WHAT IS ASKED
Make an exact copy of the listing below.

DATA PROVIDED

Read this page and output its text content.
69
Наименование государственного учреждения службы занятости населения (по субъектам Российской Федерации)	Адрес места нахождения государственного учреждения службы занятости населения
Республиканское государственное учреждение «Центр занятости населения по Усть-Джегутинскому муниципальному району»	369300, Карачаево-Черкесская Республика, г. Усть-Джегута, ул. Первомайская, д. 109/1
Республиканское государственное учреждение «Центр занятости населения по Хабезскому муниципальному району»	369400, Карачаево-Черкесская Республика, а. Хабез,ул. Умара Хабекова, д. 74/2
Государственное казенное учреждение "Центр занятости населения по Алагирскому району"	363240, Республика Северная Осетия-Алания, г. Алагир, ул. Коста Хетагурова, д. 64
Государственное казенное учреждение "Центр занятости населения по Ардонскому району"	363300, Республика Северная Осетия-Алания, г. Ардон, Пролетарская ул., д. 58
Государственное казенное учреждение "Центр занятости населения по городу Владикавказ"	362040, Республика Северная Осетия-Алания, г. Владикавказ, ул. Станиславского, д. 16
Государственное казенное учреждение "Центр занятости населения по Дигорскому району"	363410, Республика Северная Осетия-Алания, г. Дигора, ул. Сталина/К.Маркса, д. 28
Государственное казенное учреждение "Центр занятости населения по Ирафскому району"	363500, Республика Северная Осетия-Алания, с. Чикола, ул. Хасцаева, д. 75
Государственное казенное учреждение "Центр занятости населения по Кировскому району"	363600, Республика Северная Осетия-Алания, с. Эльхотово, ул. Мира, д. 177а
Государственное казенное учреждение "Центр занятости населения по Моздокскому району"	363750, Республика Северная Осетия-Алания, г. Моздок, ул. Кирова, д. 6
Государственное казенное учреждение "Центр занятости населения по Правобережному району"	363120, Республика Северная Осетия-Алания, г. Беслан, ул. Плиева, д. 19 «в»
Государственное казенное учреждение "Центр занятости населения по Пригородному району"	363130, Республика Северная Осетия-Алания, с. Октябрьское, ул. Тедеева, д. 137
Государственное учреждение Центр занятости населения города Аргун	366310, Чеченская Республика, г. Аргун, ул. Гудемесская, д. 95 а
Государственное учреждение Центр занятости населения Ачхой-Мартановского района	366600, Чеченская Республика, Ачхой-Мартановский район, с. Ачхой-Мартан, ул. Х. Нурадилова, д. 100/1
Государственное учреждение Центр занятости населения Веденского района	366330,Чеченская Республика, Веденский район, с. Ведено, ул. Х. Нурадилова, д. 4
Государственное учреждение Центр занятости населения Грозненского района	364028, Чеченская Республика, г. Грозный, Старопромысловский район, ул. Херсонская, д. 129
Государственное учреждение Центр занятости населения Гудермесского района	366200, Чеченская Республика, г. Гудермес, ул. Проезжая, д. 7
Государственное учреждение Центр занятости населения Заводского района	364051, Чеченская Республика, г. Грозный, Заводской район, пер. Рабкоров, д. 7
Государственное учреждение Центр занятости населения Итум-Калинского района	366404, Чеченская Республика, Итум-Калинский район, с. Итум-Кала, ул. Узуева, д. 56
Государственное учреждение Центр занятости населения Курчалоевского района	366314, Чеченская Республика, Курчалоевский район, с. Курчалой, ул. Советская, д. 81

REPLY TO THE EXERCISE
Read this page and output its text content.
69
Наименование государственного учреждения службы занятости населения (по субъектам Российской Федерации)	Адрес места нахождения государственного учреждения службы занятости населения
Республиканское государственное учреждение «Центр занятости населения по Усть-Джегутинскому муниципальному району»	369300, Карачаево-Черкесская Республика, г. Усть-Джегута, ул. Первомайская, д. 109/1
Республиканское государственное учреждение «Центр занятости населения по Хабезскому муниципальному району»	369400, Карачаево-Черкесская Республика, а. Хабез,ул. Умара Хабекова, д. 74/2
Государственное казенное учреждение "Центр занятости населения по Алагирскому району"	363240, Республика Северная Осетия-Алания, г. Алагир, ул. Коста Хетагурова, д. 64
Государственное казенное учреждение "Центр занятости населения по Ардонскому району"	363300, Республика Северная Осетия-Алания, г. Ардон, Пролетарская ул., д. 58
Государственное казенное учреждение "Центр занятости населения по городу Владикавказ"	362040, Республика Северная Осетия-Алания, г. Владикавказ, ул. Станиславского, д. 16
Государственное казенное учреждение "Центр занятости населения по Дигорскому району"	363410, Республика Северная Осетия-Алания, г. Дигора, ул. Сталина/К.Маркса, д. 28
Государственное казенное учреждение "Центр занятости населения по Ирафскому району"	363500, Республика Северная Осетия-Алания, с. Чикола, ул. Хасцаева, д. 75
Государственное казенное учреждение "Центр занятости населения по Кировскому району"	363600, Республика Северная Осетия-Алания, с. Эльхотово, ул. Мира, д. 177а
Государственное казенное учреждение "Центр занятости населения по Моздокскому району"	363750, Республика Северная Осетия-Алания, г. Моздок, ул. Кирова, д. 6
Государственное казенное учреждение "Центр занятости населения по Правобережному району"	363120, Республика Северная Осетия-Алания, г. Беслан, ул. Плиева, д. 19 «в»
Государственное казенное учреждение "Центр занятости населения по Пригородному району"	363130, Республика Северная Осетия-Алания, с. Октябрьское, ул. Тедеева, д. 137
Государственное учреждение Центр занятости населения города Аргун	366310, Чеченская Республика, г. Аргун, ул. Гудемесская, д. 95 а
Государственное учреждение Центр занятости населения Ачхой-Мартановского района	366600, Чеченская Республика, Ачхой-Мартановский район, с. Ачхой-Мартан, ул. Х. Нурадилова, д. 100/1
Государственное учреждение Центр занятости населения Веденского района	366330,Чеченская Республика, Веденский район, с. Ведено, ул. Х. Нурадилова, д. 4
Государственное учреждение Центр занятости населения Грозненского района	364028, Чеченская Республика, г. Грозный, Старопромысловский район, ул. Херсонская, д. 129
Государственное учреждение Центр занятости населения Гудермесского района	366200, Чеченская Республика, г. Гудермес, ул. Проезжая, д. 7
Государственное учреждение Центр занятости населения Заводского района	364051, Чеченская Республика, г. Грозный, Заводской район, пер. Рабкоров, д. 7
Государственное учреждение Центр занятости населения Итум-Калинского района	366404, Чеченская Республика, Итум-Калинский район, с. Итум-Кала, ул. Узуева, д. 56
Государственное учреждение Центр занятости населения Курчалоевского района	366314, Чеченская Республика, Курчалоевский район, с. Курчалой, ул. Советская, д. 81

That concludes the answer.